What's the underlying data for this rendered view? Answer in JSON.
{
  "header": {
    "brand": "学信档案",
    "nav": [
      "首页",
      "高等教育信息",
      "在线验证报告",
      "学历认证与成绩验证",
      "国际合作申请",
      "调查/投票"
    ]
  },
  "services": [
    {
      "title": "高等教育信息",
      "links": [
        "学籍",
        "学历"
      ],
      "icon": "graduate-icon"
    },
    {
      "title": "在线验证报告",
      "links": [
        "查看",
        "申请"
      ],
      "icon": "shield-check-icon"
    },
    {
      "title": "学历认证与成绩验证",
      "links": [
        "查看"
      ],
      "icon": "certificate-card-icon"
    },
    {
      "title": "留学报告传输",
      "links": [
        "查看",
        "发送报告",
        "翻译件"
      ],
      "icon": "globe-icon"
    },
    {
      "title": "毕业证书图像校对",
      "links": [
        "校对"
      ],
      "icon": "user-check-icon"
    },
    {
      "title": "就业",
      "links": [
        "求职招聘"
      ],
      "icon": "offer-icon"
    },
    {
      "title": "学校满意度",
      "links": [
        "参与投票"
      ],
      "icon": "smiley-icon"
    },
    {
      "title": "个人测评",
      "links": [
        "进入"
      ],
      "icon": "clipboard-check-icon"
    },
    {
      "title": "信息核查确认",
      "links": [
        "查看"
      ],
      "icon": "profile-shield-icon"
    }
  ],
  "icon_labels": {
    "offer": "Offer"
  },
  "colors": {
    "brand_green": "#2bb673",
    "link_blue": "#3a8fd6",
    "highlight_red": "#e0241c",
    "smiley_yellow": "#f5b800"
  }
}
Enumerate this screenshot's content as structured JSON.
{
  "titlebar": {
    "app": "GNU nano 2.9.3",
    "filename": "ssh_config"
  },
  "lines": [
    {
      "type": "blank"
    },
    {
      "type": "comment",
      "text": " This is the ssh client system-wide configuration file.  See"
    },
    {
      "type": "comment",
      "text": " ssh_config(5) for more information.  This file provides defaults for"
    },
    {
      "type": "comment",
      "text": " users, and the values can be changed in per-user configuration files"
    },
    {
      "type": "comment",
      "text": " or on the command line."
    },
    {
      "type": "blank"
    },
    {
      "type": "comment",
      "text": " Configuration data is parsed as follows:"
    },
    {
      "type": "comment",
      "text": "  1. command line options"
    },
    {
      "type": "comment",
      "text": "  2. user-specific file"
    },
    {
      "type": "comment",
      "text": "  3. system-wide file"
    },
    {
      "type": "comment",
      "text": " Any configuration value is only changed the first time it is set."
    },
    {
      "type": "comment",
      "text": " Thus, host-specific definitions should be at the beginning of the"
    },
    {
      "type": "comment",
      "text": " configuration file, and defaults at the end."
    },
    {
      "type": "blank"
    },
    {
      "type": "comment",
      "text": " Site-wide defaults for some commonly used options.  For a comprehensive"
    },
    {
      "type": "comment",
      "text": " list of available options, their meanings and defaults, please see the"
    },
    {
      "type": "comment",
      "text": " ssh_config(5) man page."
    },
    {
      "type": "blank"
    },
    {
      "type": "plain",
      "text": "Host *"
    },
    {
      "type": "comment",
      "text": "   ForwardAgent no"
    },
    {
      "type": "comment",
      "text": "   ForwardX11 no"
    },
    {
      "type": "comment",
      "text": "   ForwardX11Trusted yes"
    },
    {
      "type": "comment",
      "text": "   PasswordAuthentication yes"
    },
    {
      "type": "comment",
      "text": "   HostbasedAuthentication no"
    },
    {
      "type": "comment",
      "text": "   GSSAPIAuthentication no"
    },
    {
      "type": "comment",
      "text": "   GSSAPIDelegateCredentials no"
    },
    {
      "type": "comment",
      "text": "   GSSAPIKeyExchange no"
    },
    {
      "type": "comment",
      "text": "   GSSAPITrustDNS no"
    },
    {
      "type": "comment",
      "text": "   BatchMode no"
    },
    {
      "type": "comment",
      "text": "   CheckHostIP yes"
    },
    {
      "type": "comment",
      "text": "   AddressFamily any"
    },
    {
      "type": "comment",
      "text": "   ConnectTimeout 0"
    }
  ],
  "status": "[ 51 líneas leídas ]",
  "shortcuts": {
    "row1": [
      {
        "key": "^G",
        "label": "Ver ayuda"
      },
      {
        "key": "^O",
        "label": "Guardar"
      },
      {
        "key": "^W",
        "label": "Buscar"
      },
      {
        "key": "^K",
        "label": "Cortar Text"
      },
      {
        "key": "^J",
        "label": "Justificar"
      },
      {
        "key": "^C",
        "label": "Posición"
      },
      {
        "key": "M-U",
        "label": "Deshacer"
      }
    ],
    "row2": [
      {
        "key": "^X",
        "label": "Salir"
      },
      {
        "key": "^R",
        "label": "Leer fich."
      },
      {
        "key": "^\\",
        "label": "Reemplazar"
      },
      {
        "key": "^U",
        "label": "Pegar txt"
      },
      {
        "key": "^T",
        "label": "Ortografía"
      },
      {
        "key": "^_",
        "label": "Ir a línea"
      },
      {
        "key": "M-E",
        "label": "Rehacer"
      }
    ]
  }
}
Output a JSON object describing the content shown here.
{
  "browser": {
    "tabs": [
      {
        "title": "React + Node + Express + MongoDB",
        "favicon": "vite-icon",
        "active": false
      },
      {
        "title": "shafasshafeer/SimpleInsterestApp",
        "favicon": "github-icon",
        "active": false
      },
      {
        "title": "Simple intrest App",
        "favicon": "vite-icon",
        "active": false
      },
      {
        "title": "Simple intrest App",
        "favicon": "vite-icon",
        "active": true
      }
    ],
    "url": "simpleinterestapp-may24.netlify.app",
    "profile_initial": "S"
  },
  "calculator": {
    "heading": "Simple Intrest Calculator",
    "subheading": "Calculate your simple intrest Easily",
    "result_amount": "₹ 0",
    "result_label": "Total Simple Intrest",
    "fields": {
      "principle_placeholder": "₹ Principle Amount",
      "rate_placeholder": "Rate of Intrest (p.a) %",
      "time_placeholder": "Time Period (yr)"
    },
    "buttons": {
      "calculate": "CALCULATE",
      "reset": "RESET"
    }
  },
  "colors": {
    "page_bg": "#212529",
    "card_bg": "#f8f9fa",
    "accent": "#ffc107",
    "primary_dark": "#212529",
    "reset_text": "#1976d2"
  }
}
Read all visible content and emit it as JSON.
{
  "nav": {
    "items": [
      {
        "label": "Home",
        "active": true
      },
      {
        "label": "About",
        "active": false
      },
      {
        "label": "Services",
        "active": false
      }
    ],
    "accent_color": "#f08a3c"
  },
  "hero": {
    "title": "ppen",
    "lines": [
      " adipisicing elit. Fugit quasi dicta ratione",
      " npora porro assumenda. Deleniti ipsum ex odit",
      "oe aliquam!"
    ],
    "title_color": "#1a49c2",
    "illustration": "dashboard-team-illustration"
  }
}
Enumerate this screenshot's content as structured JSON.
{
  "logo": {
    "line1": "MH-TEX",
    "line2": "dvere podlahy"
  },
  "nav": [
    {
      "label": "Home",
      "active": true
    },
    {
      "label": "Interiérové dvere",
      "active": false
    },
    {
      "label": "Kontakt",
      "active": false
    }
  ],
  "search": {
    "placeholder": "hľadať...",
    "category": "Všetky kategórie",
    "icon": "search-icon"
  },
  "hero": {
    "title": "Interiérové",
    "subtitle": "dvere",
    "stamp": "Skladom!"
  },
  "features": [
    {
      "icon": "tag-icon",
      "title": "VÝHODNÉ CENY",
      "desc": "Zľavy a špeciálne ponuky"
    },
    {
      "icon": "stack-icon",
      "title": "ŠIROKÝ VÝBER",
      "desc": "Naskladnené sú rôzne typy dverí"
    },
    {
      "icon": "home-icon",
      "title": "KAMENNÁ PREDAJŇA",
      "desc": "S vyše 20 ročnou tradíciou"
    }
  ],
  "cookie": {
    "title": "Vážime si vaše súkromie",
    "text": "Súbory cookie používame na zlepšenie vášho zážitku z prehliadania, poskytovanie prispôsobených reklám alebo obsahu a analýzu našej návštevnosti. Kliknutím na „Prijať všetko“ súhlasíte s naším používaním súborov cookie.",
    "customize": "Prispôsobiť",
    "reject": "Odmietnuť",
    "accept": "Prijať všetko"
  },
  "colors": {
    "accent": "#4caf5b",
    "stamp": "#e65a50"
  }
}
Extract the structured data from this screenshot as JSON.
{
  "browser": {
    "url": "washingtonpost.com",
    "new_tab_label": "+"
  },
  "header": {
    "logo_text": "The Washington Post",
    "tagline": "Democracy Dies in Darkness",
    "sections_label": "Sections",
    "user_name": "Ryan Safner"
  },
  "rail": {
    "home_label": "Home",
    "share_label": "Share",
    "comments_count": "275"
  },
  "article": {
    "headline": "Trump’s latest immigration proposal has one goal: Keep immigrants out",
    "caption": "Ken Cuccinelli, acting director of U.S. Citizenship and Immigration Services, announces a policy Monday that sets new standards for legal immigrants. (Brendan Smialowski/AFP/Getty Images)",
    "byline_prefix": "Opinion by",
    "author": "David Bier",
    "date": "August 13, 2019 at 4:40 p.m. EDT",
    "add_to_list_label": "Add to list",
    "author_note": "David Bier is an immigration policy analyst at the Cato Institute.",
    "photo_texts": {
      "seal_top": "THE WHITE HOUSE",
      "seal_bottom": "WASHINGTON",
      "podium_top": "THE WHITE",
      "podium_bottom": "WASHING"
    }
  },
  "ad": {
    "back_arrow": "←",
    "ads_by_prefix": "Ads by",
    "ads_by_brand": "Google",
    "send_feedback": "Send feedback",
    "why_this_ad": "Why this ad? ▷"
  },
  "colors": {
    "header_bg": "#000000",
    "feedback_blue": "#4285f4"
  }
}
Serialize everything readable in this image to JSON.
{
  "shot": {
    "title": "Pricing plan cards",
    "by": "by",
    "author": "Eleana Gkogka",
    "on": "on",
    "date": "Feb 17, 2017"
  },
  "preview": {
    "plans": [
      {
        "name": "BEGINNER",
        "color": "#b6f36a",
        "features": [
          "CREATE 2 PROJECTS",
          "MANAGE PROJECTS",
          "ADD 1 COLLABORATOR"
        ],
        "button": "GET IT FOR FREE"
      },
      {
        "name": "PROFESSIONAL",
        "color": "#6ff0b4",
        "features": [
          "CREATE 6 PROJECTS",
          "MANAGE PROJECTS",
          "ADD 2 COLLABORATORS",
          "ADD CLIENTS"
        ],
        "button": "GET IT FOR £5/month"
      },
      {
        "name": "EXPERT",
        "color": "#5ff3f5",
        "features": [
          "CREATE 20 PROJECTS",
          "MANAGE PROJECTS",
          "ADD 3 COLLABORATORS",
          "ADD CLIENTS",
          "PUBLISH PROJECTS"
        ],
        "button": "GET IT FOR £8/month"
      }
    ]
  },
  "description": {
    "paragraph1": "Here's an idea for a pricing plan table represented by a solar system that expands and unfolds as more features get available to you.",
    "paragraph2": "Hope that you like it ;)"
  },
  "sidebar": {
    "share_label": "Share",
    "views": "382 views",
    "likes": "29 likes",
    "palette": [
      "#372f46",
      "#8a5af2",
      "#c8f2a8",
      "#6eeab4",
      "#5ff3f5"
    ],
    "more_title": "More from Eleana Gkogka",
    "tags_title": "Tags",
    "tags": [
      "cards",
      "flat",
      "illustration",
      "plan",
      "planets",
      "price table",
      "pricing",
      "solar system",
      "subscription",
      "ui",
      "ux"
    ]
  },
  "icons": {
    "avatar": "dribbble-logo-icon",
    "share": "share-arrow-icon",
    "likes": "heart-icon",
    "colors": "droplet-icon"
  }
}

● The request: Look through the entries above and report each line where the string "specific" occurs.

● The result:
      "text": "  2. user-specific file"
      "text": " Thus, host-specific definitions should be at the beginning of the"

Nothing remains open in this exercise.